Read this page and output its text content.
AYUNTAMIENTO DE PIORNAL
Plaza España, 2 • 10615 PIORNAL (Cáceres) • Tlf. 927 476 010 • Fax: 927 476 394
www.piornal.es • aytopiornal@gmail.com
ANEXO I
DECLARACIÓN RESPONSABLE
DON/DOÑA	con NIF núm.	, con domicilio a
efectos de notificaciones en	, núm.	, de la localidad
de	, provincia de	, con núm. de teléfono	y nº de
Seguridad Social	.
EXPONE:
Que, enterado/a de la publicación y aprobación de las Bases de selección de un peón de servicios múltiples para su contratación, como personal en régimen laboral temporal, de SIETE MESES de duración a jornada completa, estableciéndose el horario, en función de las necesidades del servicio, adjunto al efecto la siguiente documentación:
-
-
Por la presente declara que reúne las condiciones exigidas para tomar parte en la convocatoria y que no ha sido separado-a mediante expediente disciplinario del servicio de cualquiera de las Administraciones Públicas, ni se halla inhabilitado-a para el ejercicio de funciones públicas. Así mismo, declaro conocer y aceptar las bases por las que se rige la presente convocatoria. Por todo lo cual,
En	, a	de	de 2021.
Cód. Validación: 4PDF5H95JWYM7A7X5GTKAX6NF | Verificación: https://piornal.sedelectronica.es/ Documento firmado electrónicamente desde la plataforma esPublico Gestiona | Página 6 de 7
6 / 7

=-=-=

Problem => Reproduce the complete data exactly as presented above.

In response =>
Read this page and output its text content.
AYUNTAMIENTO DE PIORNAL
Plaza España, 2 • 10615 PIORNAL (Cáceres) • Tlf. 927 476 010 • Fax: 927 476 394
www.piornal.es • aytopiornal@gmail.com
ANEXO I
DECLARACIÓN RESPONSABLE
DON/DOÑA	con NIF núm.	, con domicilio a
efectos de notificaciones en	, núm.	, de la localidad
de	, provincia de	, con núm. de teléfono	y nº de
Seguridad Social	.
EXPONE:
Que, enterado/a de la publicación y aprobación de las Bases de selección de un peón de servicios múltiples para su contratación, como personal en régimen laboral temporal, de SIETE MESES de duración a jornada completa, estableciéndose el horario, en función de las necesidades del servicio, adjunto al efecto la siguiente documentación:
-
-
Por la presente declara que reúne las condiciones exigidas para tomar parte en la convocatoria y que no ha sido separado-a mediante expediente disciplinario del servicio de cualquiera de las Administraciones Públicas, ni se halla inhabilitado-a para el ejercicio de funciones públicas. Así mismo, declaro conocer y aceptar las bases por las que se rige la presente convocatoria. Por todo lo cual,
En	, a	de	de 2021.
Cód. Validación: 4PDF5H95JWYM7A7X5GTKAX6NF | Verificación: https://piornal.sedelectronica.es/ Documento firmado electrónicamente desde la plataforma esPublico Gestiona | Página 6 de 7
6 / 7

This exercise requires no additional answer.